— Supplied records —
----------------------------------------

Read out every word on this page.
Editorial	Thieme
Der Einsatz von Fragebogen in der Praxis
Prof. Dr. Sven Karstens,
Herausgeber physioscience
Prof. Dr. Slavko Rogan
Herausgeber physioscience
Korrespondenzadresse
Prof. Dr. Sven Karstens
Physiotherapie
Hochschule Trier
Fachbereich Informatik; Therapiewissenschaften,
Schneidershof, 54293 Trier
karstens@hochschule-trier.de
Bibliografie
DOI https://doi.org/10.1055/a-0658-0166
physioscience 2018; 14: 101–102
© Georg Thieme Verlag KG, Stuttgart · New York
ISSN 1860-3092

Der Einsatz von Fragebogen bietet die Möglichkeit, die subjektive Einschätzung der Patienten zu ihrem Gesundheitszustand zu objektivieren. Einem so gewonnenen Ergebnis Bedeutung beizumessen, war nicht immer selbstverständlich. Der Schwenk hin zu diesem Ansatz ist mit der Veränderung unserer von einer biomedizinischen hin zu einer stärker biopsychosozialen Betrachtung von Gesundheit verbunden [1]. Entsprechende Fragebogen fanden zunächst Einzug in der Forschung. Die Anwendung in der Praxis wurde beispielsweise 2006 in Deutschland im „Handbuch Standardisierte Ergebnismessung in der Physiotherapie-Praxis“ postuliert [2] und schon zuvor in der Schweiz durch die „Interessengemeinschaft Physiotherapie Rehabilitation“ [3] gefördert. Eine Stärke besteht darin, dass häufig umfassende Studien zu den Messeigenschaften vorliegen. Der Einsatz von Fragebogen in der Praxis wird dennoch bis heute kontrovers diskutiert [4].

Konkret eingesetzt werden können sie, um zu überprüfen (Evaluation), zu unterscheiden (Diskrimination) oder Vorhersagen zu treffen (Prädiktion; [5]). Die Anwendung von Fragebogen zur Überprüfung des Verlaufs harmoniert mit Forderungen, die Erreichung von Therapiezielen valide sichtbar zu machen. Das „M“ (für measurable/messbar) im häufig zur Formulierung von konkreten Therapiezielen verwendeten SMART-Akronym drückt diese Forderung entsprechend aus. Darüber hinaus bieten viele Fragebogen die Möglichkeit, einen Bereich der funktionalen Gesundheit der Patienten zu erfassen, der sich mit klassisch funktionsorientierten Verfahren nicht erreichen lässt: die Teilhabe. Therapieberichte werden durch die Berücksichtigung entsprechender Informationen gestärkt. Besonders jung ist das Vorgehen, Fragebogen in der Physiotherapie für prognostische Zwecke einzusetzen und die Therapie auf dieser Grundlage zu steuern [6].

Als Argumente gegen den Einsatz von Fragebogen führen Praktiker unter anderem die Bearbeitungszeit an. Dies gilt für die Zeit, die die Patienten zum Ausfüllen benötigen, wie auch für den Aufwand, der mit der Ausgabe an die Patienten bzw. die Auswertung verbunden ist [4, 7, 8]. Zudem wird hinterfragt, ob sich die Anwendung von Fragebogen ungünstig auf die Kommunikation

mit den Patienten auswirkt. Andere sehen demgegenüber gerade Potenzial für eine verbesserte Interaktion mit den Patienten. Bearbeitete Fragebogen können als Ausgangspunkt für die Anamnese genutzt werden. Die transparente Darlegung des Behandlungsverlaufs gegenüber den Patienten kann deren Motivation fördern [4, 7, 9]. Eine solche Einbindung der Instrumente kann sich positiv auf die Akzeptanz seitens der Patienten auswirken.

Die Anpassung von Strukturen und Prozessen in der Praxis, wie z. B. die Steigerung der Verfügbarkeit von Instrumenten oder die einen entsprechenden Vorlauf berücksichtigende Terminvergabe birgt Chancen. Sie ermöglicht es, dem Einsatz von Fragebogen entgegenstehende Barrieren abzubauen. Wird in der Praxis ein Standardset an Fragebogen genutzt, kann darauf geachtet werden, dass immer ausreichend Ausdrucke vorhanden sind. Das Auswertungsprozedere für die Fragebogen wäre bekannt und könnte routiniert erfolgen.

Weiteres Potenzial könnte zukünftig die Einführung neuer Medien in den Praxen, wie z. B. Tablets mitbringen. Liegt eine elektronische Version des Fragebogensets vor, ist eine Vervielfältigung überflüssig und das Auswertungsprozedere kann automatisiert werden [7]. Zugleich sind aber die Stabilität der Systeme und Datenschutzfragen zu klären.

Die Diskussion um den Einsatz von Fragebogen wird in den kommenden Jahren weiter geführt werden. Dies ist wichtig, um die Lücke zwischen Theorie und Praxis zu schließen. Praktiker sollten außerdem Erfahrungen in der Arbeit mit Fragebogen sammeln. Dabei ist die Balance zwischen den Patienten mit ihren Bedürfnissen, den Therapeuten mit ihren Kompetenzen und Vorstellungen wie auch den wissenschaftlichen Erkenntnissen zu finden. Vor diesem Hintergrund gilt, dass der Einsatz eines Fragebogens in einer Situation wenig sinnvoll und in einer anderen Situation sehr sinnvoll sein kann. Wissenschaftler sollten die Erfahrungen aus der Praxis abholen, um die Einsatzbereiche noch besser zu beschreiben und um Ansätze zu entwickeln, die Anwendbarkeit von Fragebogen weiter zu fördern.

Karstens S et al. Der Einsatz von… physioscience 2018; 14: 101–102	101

----------------------------------------

— Exercise —
All the data must be duplicated exactly, with nothing added or removed.

— Expected answer —
Read out every word on this page.
Editorial	Thieme
Der Einsatz von Fragebogen in der Praxis
Prof. Dr. Sven Karstens,
Herausgeber physioscience
Prof. Dr. Slavko Rogan
Herausgeber physioscience
Korrespondenzadresse
Prof. Dr. Sven Karstens
Physiotherapie
Hochschule Trier
Fachbereich Informatik; Therapiewissenschaften,
Schneidershof, 54293 Trier
karstens@hochschule-trier.de
Bibliografie
DOI https://doi.org/10.1055/a-0658-0166
physioscience 2018; 14: 101–102
© Georg Thieme Verlag KG, Stuttgart · New York
ISSN 1860-3092

Der Einsatz von Fragebogen bietet die Möglichkeit, die subjektive Einschätzung der Patienten zu ihrem Gesundheitszustand zu objektivieren. Einem so gewonnenen Ergebnis Bedeutung beizumessen, war nicht immer selbstverständlich. Der Schwenk hin zu diesem Ansatz ist mit der Veränderung unserer von einer biomedizinischen hin zu einer stärker biopsychosozialen Betrachtung von Gesundheit verbunden [1]. Entsprechende Fragebogen fanden zunächst Einzug in der Forschung. Die Anwendung in der Praxis wurde beispielsweise 2006 in Deutschland im „Handbuch Standardisierte Ergebnismessung in der Physiotherapie-Praxis“ postuliert [2] und schon zuvor in der Schweiz durch die „Interessengemeinschaft Physiotherapie Rehabilitation“ [3] gefördert. Eine Stärke besteht darin, dass häufig umfassende Studien zu den Messeigenschaften vorliegen. Der Einsatz von Fragebogen in der Praxis wird dennoch bis heute kontrovers diskutiert [4].

Konkret eingesetzt werden können sie, um zu überprüfen (Evaluation), zu unterscheiden (Diskrimination) oder Vorhersagen zu treffen (Prädiktion; [5]). Die Anwendung von Fragebogen zur Überprüfung des Verlaufs harmoniert mit Forderungen, die Erreichung von Therapiezielen valide sichtbar zu machen. Das „M“ (für measurable/messbar) im häufig zur Formulierung von konkreten Therapiezielen verwendeten SMART-Akronym drückt diese Forderung entsprechend aus. Darüber hinaus bieten viele Fragebogen die Möglichkeit, einen Bereich der funktionalen Gesundheit der Patienten zu erfassen, der sich mit klassisch funktionsorientierten Verfahren nicht erreichen lässt: die Teilhabe. Therapieberichte werden durch die Berücksichtigung entsprechender Informationen gestärkt. Besonders jung ist das Vorgehen, Fragebogen in der Physiotherapie für prognostische Zwecke einzusetzen und die Therapie auf dieser Grundlage zu steuern [6].

Als Argumente gegen den Einsatz von Fragebogen führen Praktiker unter anderem die Bearbeitungszeit an. Dies gilt für die Zeit, die die Patienten zum Ausfüllen benötigen, wie auch für den Aufwand, der mit der Ausgabe an die Patienten bzw. die Auswertung verbunden ist [4, 7, 8]. Zudem wird hinterfragt, ob sich die Anwendung von Fragebogen ungünstig auf die Kommunikation

mit den Patienten auswirkt. Andere sehen demgegenüber gerade Potenzial für eine verbesserte Interaktion mit den Patienten. Bearbeitete Fragebogen können als Ausgangspunkt für die Anamnese genutzt werden. Die transparente Darlegung des Behandlungsverlaufs gegenüber den Patienten kann deren Motivation fördern [4, 7, 9]. Eine solche Einbindung der Instrumente kann sich positiv auf die Akzeptanz seitens der Patienten auswirken.

Die Anpassung von Strukturen und Prozessen in der Praxis, wie z. B. die Steigerung der Verfügbarkeit von Instrumenten oder die einen entsprechenden Vorlauf berücksichtigende Terminvergabe birgt Chancen. Sie ermöglicht es, dem Einsatz von Fragebogen entgegenstehende Barrieren abzubauen. Wird in der Praxis ein Standardset an Fragebogen genutzt, kann darauf geachtet werden, dass immer ausreichend Ausdrucke vorhanden sind. Das Auswertungsprozedere für die Fragebogen wäre bekannt und könnte routiniert erfolgen.

Weiteres Potenzial könnte zukünftig die Einführung neuer Medien in den Praxen, wie z. B. Tablets mitbringen. Liegt eine elektronische Version des Fragebogensets vor, ist eine Vervielfältigung überflüssig und das Auswertungsprozedere kann automatisiert werden [7]. Zugleich sind aber die Stabilität der Systeme und Datenschutzfragen zu klären.

Die Diskussion um den Einsatz von Fragebogen wird in den kommenden Jahren weiter geführt werden. Dies ist wichtig, um die Lücke zwischen Theorie und Praxis zu schließen. Praktiker sollten außerdem Erfahrungen in der Arbeit mit Fragebogen sammeln. Dabei ist die Balance zwischen den Patienten mit ihren Bedürfnissen, den Therapeuten mit ihren Kompetenzen und Vorstellungen wie auch den wissenschaftlichen Erkenntnissen zu finden. Vor diesem Hintergrund gilt, dass der Einsatz eines Fragebogens in einer Situation wenig sinnvoll und in einer anderen Situation sehr sinnvoll sein kann. Wissenschaftler sollten die Erfahrungen aus der Praxis abholen, um die Einsatzbereiche noch besser zu beschreiben und um Ansätze zu entwickeln, die Anwendbarkeit von Fragebogen weiter zu fördern.

Karstens S et al. Der Einsatz von… physioscience 2018; 14: 101–102	101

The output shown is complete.